Task to carry out
Check each line of the listing below for the string "мероприятий", and copy the ones that have it.

Supplied records
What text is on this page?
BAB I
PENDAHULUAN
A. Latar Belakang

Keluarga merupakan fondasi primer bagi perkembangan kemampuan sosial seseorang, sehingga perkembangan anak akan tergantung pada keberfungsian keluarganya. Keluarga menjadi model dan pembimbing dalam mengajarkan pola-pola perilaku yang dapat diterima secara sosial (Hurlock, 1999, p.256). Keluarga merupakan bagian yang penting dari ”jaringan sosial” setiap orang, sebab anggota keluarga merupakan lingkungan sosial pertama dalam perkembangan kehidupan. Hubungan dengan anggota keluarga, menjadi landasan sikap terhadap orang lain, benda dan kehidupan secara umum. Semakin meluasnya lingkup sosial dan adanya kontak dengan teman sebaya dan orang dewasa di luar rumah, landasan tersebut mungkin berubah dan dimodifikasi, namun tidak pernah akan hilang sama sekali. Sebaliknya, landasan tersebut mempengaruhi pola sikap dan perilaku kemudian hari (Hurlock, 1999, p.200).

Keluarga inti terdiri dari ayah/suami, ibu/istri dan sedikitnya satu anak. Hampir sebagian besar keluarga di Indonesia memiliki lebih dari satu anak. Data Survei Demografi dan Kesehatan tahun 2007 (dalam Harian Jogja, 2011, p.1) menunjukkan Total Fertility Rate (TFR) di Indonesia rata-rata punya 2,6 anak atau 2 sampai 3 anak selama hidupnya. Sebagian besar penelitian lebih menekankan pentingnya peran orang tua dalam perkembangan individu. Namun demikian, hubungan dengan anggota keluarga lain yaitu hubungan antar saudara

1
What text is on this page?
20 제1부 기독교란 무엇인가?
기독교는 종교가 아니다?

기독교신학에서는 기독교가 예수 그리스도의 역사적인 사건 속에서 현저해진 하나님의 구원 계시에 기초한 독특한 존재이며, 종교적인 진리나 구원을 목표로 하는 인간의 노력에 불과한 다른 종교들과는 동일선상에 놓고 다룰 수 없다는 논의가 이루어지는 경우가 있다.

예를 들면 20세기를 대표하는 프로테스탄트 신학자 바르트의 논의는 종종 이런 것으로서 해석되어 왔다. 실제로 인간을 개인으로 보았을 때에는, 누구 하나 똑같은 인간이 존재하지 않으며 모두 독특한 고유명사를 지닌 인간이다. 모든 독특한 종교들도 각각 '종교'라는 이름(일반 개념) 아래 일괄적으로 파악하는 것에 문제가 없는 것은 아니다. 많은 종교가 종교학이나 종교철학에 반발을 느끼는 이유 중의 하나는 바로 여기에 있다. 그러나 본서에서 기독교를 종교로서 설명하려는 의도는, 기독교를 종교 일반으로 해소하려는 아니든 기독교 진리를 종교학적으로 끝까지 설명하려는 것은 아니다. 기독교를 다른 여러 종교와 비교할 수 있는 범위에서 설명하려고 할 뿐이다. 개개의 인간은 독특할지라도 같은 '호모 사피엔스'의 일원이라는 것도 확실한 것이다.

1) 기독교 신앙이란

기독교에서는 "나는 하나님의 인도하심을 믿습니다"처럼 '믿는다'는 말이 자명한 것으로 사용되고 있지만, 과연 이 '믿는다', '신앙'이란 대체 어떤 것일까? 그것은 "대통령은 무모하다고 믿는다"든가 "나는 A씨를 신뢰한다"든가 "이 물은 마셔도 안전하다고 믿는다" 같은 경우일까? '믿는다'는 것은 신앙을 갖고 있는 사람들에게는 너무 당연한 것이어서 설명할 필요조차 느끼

==

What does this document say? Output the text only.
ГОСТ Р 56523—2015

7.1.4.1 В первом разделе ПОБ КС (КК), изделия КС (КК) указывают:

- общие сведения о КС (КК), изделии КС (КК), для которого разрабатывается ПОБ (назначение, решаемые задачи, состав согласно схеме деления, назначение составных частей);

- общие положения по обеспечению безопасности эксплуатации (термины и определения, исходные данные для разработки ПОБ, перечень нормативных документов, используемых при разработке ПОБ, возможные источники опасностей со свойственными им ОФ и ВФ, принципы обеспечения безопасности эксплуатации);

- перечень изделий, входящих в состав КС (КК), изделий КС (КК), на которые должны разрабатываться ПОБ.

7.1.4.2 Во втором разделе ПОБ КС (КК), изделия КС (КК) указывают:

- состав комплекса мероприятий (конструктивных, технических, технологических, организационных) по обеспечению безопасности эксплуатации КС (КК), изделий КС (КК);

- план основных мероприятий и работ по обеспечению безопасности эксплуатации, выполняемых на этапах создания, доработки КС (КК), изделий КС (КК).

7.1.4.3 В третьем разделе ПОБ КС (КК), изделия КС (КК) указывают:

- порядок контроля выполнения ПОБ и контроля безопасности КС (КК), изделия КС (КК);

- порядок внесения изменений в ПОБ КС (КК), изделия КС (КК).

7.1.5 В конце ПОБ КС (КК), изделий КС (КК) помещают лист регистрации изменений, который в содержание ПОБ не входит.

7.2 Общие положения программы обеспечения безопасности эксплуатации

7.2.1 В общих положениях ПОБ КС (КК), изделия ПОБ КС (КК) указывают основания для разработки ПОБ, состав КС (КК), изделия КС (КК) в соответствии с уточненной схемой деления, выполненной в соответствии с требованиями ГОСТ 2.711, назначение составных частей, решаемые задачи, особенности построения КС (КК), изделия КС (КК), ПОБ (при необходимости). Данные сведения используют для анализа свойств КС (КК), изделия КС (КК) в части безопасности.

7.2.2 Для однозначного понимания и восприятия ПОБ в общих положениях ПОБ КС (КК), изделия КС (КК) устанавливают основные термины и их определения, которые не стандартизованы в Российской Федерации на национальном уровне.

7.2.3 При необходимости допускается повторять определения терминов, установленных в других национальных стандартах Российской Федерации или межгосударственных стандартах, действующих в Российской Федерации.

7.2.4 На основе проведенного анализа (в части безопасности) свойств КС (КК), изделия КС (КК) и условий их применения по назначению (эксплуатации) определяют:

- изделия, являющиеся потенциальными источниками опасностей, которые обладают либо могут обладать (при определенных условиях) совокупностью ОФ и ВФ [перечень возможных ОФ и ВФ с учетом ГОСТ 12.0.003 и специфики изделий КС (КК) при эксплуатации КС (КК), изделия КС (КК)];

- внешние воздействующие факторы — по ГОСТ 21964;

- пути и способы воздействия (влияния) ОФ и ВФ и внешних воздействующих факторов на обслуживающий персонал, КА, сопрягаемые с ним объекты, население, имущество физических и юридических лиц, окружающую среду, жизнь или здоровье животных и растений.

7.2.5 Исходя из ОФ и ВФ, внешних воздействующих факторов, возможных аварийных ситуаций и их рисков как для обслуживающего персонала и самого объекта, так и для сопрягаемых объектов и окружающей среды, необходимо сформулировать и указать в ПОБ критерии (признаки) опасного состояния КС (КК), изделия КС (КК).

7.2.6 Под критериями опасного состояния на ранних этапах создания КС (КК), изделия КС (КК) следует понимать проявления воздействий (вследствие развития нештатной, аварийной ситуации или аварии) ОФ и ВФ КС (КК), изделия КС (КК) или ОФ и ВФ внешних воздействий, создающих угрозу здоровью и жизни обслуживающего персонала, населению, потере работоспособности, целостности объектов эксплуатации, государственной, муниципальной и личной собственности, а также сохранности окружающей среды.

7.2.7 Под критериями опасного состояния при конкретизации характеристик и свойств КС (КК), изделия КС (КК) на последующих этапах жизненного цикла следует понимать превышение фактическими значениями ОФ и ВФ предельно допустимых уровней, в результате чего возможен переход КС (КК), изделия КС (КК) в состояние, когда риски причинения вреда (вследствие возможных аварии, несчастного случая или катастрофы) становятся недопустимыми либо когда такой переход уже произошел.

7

The answer
- состав комплекса мероприятий (конструктивных, технических, технологических, организационных) по обеспечению безопасности эксплуатации КС (КК), изделий КС (КК);
- план основных мероприятий и работ по обеспечению безопасности эксплуатации, выполняемых на этапах создания, доработки КС (КК), изделий КС (КК).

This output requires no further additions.